• **TASK GOAL**: Locate every line in the material below that has the word "Laissez". Copy each of those lines.

— begin RECORDS FOR THIS TASK —

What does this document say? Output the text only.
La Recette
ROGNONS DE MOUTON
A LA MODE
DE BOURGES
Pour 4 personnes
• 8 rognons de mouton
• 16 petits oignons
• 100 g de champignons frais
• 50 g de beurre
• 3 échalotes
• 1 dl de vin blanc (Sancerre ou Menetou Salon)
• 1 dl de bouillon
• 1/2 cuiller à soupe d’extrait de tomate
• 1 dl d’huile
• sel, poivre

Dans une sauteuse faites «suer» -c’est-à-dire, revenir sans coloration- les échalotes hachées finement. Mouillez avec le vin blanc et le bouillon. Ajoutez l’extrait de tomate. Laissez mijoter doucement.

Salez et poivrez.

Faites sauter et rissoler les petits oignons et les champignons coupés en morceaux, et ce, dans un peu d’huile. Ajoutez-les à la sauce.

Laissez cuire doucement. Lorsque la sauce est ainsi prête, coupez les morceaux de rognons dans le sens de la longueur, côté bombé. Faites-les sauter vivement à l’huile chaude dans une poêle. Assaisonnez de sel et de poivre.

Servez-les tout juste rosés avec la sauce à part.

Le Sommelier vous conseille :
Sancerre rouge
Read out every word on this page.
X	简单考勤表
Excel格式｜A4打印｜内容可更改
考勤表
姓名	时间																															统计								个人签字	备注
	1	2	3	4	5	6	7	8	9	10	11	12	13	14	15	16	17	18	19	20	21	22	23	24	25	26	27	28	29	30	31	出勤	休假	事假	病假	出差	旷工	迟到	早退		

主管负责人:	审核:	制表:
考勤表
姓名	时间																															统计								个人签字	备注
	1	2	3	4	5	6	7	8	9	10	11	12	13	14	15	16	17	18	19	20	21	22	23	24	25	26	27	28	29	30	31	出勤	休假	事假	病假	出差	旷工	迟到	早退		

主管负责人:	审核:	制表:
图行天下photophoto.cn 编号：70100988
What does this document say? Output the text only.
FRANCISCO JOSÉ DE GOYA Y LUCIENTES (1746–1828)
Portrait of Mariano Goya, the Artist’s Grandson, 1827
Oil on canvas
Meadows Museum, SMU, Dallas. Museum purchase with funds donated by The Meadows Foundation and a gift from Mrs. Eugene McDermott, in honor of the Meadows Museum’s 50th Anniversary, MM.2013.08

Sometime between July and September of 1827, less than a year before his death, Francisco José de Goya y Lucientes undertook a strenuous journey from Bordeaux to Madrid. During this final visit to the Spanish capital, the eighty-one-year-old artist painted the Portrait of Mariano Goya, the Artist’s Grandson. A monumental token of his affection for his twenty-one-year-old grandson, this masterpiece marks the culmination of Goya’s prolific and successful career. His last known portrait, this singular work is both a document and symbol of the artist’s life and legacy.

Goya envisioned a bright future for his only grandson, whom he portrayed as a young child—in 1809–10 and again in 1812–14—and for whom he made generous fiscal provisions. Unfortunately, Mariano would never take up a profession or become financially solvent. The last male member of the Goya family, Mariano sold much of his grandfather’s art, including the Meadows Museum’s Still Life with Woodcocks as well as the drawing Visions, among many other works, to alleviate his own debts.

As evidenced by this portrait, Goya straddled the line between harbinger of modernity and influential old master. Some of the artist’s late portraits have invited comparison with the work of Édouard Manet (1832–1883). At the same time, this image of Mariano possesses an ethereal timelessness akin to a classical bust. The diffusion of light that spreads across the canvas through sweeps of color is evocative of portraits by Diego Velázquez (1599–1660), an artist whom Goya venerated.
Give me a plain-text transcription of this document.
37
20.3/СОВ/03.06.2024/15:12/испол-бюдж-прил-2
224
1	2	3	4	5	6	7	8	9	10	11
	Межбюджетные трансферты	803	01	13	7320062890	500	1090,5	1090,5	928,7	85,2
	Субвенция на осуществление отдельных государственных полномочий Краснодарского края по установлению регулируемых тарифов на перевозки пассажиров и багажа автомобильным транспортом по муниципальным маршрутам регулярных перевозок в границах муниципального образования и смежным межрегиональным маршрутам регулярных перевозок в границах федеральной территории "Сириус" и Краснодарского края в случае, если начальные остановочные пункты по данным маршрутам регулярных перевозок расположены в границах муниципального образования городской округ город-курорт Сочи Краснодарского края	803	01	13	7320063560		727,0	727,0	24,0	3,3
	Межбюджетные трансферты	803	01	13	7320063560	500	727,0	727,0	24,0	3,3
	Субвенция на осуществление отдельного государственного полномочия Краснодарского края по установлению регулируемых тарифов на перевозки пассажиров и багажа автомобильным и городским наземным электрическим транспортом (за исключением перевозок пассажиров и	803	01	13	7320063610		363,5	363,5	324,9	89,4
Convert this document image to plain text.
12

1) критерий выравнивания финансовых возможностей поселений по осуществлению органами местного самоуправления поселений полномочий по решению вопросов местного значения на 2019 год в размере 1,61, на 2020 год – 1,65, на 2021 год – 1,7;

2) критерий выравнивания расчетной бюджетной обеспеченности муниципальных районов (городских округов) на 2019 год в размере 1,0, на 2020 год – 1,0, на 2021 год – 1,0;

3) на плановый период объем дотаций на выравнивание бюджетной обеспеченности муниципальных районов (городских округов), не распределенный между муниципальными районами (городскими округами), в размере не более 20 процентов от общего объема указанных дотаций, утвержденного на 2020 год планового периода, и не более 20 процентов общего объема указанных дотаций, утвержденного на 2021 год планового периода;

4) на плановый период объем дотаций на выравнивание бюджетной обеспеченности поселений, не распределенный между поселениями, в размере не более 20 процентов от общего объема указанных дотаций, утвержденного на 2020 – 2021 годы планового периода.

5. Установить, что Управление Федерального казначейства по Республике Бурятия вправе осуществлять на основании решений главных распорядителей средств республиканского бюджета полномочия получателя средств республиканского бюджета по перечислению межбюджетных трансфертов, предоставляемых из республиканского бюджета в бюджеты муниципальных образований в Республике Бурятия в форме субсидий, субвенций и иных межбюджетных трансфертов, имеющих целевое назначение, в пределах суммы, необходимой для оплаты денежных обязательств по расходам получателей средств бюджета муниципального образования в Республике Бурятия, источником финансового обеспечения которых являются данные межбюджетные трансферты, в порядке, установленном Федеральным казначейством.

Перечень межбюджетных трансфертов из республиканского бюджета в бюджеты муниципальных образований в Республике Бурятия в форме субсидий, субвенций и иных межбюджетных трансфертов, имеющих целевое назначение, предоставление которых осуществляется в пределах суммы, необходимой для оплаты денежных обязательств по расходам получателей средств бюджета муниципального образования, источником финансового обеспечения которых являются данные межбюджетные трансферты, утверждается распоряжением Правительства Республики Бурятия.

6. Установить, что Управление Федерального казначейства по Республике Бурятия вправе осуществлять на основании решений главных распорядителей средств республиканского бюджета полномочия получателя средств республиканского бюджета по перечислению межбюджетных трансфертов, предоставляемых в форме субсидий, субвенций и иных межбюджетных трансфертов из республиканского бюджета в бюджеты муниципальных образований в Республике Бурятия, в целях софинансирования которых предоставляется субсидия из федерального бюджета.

— end RECORDS FOR THIS TASK —

• **IN RESPONSE**:
Dans une sauteuse faites «suer» -c’est-à-dire, revenir sans coloration- les échalotes hachées finement. Mouillez avec le vin blanc et le bouillon. Ajoutez l’extrait de tomate. Laissez mijoter doucement.
Laissez cuire doucement. Lorsque la sauce est ainsi prête, coupez les morceaux de rognons dans le sens de la longueur, côté bombé. Faites-les sauter vivement à l’huile chaude dans une poêle. Assaisonnez de sel et de poivre.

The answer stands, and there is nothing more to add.